*The exercise*
Scan the entries below for the word "espada". Copy each line that has it.

*Materials provided*
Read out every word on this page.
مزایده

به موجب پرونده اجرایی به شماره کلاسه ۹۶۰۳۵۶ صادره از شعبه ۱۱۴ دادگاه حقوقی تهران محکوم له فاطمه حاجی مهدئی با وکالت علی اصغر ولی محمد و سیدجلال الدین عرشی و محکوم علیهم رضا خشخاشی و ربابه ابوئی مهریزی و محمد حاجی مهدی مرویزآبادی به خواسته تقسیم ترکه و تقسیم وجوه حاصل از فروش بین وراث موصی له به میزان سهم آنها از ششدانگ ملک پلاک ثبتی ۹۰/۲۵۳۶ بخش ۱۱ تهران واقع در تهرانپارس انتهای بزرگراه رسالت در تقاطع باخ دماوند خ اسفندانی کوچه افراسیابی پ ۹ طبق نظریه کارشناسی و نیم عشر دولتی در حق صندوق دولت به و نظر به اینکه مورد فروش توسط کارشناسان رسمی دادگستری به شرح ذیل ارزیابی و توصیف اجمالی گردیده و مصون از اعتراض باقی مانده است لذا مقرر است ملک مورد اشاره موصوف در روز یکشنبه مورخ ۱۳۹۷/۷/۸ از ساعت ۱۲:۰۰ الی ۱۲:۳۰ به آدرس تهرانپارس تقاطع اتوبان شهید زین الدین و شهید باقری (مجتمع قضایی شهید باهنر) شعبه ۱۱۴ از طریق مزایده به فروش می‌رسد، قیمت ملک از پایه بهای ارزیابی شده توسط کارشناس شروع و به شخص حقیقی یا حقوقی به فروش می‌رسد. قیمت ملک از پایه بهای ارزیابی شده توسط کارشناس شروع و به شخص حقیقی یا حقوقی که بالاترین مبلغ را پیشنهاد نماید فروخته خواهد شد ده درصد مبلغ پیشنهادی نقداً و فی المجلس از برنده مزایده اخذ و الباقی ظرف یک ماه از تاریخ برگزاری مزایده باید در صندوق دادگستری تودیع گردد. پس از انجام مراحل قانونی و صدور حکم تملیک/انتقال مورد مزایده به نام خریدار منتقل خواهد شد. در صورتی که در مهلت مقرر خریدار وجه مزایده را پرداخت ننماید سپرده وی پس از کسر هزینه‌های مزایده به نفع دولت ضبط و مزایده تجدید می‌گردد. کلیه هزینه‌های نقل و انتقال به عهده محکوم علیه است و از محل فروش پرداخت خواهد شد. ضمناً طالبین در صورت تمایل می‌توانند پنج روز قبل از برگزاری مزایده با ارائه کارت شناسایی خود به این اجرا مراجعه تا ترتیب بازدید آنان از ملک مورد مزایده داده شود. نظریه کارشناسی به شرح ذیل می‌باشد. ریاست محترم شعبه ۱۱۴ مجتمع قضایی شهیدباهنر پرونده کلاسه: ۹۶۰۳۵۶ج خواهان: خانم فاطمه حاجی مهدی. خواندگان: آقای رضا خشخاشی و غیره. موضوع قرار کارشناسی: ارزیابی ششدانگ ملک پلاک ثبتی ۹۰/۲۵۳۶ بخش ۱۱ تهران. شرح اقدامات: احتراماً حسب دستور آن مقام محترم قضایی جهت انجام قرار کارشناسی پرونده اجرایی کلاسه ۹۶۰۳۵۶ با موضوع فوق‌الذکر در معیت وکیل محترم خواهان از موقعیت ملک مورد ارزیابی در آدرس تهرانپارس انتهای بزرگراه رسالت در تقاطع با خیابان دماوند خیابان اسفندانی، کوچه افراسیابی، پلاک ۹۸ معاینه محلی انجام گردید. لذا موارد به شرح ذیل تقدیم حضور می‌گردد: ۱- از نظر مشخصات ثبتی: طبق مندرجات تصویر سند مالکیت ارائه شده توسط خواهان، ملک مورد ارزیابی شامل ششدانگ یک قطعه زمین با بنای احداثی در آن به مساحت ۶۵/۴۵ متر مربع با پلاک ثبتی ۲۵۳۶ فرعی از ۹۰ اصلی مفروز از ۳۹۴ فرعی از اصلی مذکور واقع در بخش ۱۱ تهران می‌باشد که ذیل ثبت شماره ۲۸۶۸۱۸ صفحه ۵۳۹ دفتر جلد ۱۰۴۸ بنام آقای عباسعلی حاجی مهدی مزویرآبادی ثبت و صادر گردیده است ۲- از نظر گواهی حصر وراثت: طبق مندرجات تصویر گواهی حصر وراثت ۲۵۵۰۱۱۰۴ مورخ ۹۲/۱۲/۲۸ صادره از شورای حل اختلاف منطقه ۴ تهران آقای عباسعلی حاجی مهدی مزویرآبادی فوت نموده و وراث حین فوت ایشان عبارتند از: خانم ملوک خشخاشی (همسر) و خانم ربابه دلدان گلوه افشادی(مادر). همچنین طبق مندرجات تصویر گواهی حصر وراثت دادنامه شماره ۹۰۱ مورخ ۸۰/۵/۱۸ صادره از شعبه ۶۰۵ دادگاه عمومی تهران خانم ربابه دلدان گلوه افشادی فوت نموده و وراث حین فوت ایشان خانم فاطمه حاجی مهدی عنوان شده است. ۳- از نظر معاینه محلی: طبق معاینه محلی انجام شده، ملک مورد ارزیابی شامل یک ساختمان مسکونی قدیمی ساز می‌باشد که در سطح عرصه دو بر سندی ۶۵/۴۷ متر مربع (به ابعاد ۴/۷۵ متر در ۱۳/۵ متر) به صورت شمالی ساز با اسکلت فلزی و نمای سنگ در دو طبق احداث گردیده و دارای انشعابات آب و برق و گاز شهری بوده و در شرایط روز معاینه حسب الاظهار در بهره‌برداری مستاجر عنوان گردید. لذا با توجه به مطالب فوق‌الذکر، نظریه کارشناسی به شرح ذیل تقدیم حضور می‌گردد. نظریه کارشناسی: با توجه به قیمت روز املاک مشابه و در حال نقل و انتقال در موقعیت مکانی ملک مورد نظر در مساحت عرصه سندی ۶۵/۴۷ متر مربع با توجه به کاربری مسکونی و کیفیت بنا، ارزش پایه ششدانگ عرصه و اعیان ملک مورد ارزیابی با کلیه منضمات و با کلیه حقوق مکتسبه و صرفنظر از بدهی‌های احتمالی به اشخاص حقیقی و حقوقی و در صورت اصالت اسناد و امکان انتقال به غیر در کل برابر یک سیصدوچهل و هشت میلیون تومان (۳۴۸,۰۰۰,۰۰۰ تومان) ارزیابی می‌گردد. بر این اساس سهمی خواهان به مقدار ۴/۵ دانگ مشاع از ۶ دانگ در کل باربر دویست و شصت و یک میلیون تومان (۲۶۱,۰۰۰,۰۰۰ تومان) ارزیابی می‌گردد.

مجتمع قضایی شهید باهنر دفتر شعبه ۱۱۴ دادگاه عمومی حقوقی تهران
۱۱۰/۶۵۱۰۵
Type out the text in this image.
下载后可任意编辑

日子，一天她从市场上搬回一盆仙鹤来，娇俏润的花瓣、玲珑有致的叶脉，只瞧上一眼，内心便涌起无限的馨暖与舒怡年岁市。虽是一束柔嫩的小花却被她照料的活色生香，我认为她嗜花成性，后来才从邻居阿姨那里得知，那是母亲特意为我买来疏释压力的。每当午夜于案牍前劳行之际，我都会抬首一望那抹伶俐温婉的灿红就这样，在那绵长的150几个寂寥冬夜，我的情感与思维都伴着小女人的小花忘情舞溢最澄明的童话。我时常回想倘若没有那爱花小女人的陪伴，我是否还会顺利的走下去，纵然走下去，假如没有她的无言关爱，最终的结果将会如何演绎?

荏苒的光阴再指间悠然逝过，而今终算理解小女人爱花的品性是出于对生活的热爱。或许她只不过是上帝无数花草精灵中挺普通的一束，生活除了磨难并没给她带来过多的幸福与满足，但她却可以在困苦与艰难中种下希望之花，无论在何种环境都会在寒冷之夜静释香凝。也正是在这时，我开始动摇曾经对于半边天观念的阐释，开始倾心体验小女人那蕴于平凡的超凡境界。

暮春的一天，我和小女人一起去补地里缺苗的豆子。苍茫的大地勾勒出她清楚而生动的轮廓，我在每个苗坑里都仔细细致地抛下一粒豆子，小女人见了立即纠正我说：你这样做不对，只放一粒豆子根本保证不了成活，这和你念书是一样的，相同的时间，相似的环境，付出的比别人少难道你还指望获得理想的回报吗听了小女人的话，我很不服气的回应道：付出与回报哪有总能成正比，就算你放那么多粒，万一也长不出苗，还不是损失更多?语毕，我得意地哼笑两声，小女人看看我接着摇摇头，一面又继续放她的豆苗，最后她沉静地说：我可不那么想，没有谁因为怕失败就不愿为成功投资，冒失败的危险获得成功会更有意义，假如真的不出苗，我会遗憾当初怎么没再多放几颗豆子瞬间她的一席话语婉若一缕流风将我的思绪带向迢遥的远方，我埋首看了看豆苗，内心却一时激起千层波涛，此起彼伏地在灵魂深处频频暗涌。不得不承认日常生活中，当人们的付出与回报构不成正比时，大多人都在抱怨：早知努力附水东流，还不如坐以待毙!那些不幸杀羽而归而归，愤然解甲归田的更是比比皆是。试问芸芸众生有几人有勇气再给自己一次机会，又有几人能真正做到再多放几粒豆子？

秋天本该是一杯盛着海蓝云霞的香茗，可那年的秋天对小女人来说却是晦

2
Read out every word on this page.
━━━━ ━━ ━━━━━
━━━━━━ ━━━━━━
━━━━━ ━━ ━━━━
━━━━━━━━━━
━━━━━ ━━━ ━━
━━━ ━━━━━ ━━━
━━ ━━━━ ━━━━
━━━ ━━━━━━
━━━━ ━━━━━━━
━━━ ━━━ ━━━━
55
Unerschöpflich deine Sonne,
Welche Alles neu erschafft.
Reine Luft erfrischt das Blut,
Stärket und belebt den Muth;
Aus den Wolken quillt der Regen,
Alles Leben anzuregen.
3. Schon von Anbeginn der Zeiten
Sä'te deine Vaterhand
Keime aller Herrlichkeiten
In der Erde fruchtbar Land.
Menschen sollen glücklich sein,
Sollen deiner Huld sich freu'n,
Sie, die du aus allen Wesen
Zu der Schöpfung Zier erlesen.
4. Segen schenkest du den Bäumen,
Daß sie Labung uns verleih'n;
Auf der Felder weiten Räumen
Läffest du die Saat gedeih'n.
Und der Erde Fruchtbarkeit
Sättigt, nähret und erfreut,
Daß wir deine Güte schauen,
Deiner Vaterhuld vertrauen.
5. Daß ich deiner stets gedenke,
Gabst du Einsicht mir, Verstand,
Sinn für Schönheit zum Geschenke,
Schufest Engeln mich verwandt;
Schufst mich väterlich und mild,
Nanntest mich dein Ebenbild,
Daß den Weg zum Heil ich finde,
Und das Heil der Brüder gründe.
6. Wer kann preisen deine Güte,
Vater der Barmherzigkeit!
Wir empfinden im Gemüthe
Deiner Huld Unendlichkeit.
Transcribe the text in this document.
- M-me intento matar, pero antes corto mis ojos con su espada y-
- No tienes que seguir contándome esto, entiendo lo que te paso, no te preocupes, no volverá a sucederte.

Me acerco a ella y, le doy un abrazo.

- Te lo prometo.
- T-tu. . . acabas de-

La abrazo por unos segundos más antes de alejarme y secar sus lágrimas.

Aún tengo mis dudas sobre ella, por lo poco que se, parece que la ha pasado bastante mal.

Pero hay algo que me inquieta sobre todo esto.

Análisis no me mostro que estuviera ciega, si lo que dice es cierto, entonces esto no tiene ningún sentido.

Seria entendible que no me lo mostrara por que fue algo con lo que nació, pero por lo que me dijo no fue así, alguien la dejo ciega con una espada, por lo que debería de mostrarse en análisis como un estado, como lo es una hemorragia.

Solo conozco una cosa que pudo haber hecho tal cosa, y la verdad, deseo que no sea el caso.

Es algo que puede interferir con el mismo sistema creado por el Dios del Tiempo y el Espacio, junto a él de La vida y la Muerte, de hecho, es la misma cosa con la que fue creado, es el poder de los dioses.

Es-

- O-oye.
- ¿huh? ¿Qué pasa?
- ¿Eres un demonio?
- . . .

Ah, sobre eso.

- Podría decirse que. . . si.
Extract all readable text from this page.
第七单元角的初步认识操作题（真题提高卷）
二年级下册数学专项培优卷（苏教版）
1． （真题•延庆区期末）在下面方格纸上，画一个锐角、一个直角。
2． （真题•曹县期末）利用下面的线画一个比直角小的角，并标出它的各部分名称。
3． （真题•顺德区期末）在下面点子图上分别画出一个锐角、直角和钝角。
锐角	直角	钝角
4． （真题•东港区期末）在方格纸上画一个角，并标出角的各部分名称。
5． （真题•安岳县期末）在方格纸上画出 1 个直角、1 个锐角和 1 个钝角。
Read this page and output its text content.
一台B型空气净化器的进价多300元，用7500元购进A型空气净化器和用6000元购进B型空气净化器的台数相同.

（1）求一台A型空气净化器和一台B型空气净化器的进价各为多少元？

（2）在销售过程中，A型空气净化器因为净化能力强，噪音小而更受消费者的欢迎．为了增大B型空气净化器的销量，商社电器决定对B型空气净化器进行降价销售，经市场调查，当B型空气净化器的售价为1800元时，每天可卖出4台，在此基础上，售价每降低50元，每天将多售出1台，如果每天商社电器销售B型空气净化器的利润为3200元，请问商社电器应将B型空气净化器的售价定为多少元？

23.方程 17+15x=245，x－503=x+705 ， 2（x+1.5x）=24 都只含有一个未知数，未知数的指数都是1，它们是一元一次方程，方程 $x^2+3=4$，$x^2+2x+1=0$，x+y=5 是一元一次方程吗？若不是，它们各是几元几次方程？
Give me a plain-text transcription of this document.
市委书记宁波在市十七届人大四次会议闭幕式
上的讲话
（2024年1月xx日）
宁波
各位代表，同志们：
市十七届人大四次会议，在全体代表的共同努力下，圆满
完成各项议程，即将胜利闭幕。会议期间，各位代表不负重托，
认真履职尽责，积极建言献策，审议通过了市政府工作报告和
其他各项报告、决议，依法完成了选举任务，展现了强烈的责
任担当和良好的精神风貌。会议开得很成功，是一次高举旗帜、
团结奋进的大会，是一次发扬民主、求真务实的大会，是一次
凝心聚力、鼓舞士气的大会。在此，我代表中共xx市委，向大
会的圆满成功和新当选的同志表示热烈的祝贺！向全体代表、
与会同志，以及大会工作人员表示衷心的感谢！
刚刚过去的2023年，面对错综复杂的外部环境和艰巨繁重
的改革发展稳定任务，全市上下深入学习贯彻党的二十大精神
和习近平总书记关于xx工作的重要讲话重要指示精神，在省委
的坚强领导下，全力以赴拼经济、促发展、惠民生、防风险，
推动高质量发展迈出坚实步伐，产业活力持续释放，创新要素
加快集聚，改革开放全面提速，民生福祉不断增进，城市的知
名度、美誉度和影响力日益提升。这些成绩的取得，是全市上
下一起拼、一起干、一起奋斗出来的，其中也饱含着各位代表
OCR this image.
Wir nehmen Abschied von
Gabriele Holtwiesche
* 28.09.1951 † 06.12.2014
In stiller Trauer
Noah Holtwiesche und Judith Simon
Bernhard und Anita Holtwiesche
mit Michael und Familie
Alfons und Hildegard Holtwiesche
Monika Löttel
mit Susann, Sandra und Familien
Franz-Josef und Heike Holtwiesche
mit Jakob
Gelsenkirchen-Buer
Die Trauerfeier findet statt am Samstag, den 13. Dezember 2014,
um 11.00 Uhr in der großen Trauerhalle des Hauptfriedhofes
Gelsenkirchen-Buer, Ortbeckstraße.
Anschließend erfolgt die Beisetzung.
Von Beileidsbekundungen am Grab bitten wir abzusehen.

*Output for this exercise*
- M-me intento matar, pero antes corto mis ojos con su espada y-
Seria entendible que no me lo mostrara por que fue algo con lo que nació, pero por lo que me dijo no fue así, alguien la dejo ciega con una espada, por lo que debería de mostrarse en análisis como un estado, como lo es una hemorragia.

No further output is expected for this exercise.